REQUIREMENT | Copy out each line exactly as it appears.

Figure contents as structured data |
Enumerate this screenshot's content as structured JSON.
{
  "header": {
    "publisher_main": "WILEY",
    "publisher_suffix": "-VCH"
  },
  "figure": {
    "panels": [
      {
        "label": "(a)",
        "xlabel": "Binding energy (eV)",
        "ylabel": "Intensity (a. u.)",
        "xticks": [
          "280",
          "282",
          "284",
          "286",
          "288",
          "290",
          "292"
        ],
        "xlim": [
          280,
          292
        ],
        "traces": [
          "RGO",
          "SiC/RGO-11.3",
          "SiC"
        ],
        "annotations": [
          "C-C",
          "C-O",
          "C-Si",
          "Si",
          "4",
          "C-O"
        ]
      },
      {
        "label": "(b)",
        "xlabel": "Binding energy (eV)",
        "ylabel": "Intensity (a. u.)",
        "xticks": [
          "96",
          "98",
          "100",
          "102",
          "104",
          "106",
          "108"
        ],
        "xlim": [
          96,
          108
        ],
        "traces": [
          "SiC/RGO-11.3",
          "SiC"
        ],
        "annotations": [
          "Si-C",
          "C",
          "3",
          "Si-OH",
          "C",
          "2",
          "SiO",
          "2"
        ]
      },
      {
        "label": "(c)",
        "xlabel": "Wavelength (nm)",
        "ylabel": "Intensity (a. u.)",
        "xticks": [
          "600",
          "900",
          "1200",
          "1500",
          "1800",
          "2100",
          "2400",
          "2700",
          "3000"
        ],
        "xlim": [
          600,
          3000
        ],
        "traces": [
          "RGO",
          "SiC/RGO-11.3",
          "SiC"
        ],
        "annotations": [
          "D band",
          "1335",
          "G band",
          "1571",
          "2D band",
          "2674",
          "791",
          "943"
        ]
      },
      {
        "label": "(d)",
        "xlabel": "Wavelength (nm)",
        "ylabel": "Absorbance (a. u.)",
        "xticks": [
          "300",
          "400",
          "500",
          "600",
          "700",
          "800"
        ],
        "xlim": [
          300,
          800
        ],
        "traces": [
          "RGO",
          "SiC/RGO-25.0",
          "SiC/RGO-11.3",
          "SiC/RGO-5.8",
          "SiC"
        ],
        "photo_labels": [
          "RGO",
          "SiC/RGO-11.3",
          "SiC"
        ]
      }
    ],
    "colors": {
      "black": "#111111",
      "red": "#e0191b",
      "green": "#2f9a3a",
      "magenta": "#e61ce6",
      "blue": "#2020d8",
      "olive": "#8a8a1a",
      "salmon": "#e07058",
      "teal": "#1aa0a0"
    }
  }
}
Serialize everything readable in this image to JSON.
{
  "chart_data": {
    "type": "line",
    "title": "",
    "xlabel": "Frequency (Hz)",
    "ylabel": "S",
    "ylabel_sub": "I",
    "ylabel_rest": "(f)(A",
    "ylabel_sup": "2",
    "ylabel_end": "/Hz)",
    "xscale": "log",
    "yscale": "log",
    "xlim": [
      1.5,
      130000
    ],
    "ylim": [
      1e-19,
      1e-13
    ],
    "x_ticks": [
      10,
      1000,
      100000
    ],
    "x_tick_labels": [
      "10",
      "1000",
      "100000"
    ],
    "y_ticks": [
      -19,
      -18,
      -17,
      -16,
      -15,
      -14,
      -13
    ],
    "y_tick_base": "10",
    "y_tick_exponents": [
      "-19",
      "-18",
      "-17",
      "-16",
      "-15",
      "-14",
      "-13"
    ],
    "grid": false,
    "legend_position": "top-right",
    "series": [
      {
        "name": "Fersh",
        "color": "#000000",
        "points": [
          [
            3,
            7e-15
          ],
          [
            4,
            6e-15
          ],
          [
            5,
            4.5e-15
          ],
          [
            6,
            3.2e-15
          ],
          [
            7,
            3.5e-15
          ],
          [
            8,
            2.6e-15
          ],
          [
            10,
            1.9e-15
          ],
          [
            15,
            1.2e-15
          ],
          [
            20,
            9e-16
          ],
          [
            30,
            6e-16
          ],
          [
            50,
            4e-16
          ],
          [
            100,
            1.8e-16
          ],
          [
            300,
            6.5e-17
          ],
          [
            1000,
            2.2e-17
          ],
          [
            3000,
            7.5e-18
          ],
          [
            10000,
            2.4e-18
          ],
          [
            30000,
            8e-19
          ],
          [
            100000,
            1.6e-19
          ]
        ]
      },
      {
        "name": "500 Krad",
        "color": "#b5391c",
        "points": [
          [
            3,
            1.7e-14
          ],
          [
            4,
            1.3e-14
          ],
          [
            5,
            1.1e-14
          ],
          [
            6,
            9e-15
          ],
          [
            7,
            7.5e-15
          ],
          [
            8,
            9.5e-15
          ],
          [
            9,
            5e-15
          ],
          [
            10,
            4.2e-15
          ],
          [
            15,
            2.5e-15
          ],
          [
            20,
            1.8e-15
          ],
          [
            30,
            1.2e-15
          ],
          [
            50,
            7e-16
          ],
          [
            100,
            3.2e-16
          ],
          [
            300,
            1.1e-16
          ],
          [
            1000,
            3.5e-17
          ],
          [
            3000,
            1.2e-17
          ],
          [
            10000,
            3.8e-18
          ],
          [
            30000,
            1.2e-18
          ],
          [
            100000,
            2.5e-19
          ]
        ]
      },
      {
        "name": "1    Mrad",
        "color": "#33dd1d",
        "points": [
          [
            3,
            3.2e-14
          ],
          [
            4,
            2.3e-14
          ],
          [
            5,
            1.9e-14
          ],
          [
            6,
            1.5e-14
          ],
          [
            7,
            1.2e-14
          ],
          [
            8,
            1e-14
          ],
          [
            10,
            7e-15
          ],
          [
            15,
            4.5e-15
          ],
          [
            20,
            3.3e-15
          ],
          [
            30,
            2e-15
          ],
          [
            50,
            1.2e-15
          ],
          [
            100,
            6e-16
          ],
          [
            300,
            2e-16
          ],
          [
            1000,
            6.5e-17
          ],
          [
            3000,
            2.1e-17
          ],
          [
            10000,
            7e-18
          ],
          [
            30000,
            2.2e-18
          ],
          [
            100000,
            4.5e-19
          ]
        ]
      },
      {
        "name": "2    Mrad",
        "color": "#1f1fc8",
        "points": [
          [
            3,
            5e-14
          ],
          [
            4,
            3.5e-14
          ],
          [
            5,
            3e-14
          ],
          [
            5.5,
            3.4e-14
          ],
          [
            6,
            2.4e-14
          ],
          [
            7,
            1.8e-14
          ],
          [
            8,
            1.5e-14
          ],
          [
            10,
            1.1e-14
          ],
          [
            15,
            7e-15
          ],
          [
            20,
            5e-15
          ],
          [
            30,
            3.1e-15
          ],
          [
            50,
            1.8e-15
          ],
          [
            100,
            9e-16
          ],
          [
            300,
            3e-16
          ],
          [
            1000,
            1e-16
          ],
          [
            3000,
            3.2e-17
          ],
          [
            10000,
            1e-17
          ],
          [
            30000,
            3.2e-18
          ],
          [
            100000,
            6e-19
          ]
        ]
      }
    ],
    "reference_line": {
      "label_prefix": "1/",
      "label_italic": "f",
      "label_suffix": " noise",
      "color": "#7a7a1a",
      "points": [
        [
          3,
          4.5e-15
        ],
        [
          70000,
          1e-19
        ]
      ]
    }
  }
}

EXERCISE RESPONSE |
Enumerate this screenshot's content as structured JSON.
{
  "header": {
    "publisher_main": "WILEY",
    "publisher_suffix": "-VCH"
  },
  "figure": {
    "panels": [
      {
        "label": "(a)",
        "xlabel": "Binding energy (eV)",
        "ylabel": "Intensity (a. u.)",
        "xticks": [
          "280",
          "282",
          "284",
          "286",
          "288",
          "290",
          "292"
        ],
        "xlim": [
          280,
          292
        ],
        "traces": [
          "RGO",
          "SiC/RGO-11.3",
          "SiC"
        ],
        "annotations": [
          "C-C",
          "C-O",
          "C-Si",
          "Si",
          "4",
          "C-O"
        ]
      },
      {
        "label": "(b)",
        "xlabel": "Binding energy (eV)",
        "ylabel": "Intensity (a. u.)",
        "xticks": [
          "96",
          "98",
          "100",
          "102",
          "104",
          "106",
          "108"
        ],
        "xlim": [
          96,
          108
        ],
        "traces": [
          "SiC/RGO-11.3",
          "SiC"
        ],
        "annotations": [
          "Si-C",
          "C",
          "3",
          "Si-OH",
          "C",
          "2",
          "SiO",
          "2"
        ]
      },
      {
        "label": "(c)",
        "xlabel": "Wavelength (nm)",
        "ylabel": "Intensity (a. u.)",
        "xticks": [
          "600",
          "900",
          "1200",
          "1500",
          "1800",
          "2100",
          "2400",
          "2700",
          "3000"
        ],
        "xlim": [
          600,
          3000
        ],
        "traces": [
          "RGO",
          "SiC/RGO-11.3",
          "SiC"
        ],
        "annotations": [
          "D band",
          "1335",
          "G band",
          "1571",
          "2D band",
          "2674",
          "791",
          "943"
        ]
      },
      {
        "label": "(d)",
        "xlabel": "Wavelength (nm)",
        "ylabel": "Absorbance (a. u.)",
        "xticks": [
          "300",
          "400",
          "500",
          "600",
          "700",
          "800"
        ],
        "xlim": [
          300,
          800
        ],
        "traces": [
          "RGO",
          "SiC/RGO-25.0",
          "SiC/RGO-11.3",
          "SiC/RGO-5.8",
          "SiC"
        ],
        "photo_labels": [
          "RGO",
          "SiC/RGO-11.3",
          "SiC"
        ]
      }
    ],
    "colors": {
      "black": "#111111",
      "red": "#e0191b",
      "green": "#2f9a3a",
      "magenta": "#e61ce6",
      "blue": "#2020d8",
      "olive": "#8a8a1a",
      "salmon": "#e07058",
      "teal": "#1aa0a0"
    }
  }
}
Serialize everything readable in this image to JSON.
{
  "chart_data": {
    "type": "line",
    "title": "",
    "xlabel": "Frequency (Hz)",
    "ylabel": "S",
    "ylabel_sub": "I",
    "ylabel_rest": "(f)(A",
    "ylabel_sup": "2",
    "ylabel_end": "/Hz)",
    "xscale": "log",
    "yscale": "log",
    "xlim": [
      1.5,
      130000
    ],
    "ylim": [
      1e-19,
      1e-13
    ],
    "x_ticks": [
      10,
      1000,
      100000
    ],
    "x_tick_labels": [
      "10",
      "1000",
      "100000"
    ],
    "y_ticks": [
      -19,
      -18,
      -17,
      -16,
      -15,
      -14,
      -13
    ],
    "y_tick_base": "10",
    "y_tick_exponents": [
      "-19",
      "-18",
      "-17",
      "-16",
      "-15",
      "-14",
      "-13"
    ],
    "grid": false,
    "legend_position": "top-right",
    "series": [
      {
        "name": "Fersh",
        "color": "#000000",
        "points": [
          [
            3,
            7e-15
          ],
          [
            4,
            6e-15
          ],
          [
            5,
            4.5e-15
          ],
          [
            6,
            3.2e-15
          ],
          [
            7,
            3.5e-15
          ],
          [
            8,
            2.6e-15
          ],
          [
            10,
            1.9e-15
          ],
          [
            15,
            1.2e-15
          ],
          [
            20,
            9e-16
          ],
          [
            30,
            6e-16
          ],
          [
            50,
            4e-16
          ],
          [
            100,
            1.8e-16
          ],
          [
            300,
            6.5e-17
          ],
          [
            1000,
            2.2e-17
          ],
          [
            3000,
            7.5e-18
          ],
          [
            10000,
            2.4e-18
          ],
          [
            30000,
            8e-19
          ],
          [
            100000,
            1.6e-19
          ]
        ]
      },
      {
        "name": "500 Krad",
        "color": "#b5391c",
        "points": [
          [
            3,
            1.7e-14
          ],
          [
            4,
            1.3e-14
          ],
          [
            5,
            1.1e-14
          ],
          [
            6,
            9e-15
          ],
          [
            7,
            7.5e-15
          ],
          [
            8,
            9.5e-15
          ],
          [
            9,
            5e-15
          ],
          [
            10,
            4.2e-15
          ],
          [
            15,
            2.5e-15
          ],
          [
            20,
            1.8e-15
          ],
          [
            30,
            1.2e-15
          ],
          [
            50,
            7e-16
          ],
          [
            100,
            3.2e-16
          ],
          [
            300,
            1.1e-16
          ],
          [
            1000,
            3.5e-17
          ],
          [
            3000,
            1.2e-17
          ],
          [
            10000,
            3.8e-18
          ],
          [
            30000,
            1.2e-18
          ],
          [
            100000,
            2.5e-19
          ]
        ]
      },
      {
        "name": "1    Mrad",
        "color": "#33dd1d",
        "points": [
          [
            3,
            3.2e-14
          ],
          [
            4,
            2.3e-14
          ],
          [
            5,
            1.9e-14
          ],
          [
            6,
            1.5e-14
          ],
          [
            7,
            1.2e-14
          ],
          [
            8,
            1e-14
          ],
          [
            10,
            7e-15
          ],
          [
            15,
            4.5e-15
          ],
          [
            20,
            3.3e-15
          ],
          [
            30,
            2e-15
          ],
          [
            50,
            1.2e-15
          ],
          [
            100,
            6e-16
          ],
          [
            300,
            2e-16
          ],
          [
            1000,
            6.5e-17
          ],
          [
            3000,
            2.1e-17
          ],
          [
            10000,
            7e-18
          ],
          [
            30000,
            2.2e-18
          ],
          [
            100000,
            4.5e-19
          ]
        ]
      },
      {
        "name": "2    Mrad",
        "color": "#1f1fc8",
        "points": [
          [
            3,
            5e-14
          ],
          [
            4,
            3.5e-14
          ],
          [
            5,
            3e-14
          ],
          [
            5.5,
            3.4e-14
          ],
          [
            6,
            2.4e-14
          ],
          [
            7,
            1.8e-14
          ],
          [
            8,
            1.5e-14
          ],
          [
            10,
            1.1e-14
          ],
          [
            15,
            7e-15
          ],
          [
            20,
            5e-15
          ],
          [
            30,
            3.1e-15
          ],
          [
            50,
            1.8e-15
          ],
          [
            100,
            9e-16
          ],
          [
            300,
            3e-16
          ],
          [
            1000,
            1e-16
          ],
          [
            3000,
            3.2e-17
          ],
          [
            10000,
            1e-17
          ],
          [
            30000,
            3.2e-18
          ],
          [
            100000,
            6e-19
          ]
        ]
      }
    ],
    "reference_line": {
      "label_prefix": "1/",
      "label_italic": "f",
      "label_suffix": " noise",
      "color": "#7a7a1a",
      "points": [
        [
          3,
          4.5e-15
        ],
        [
          70000,
          1e-19
        ]
      ]
    }
  }
}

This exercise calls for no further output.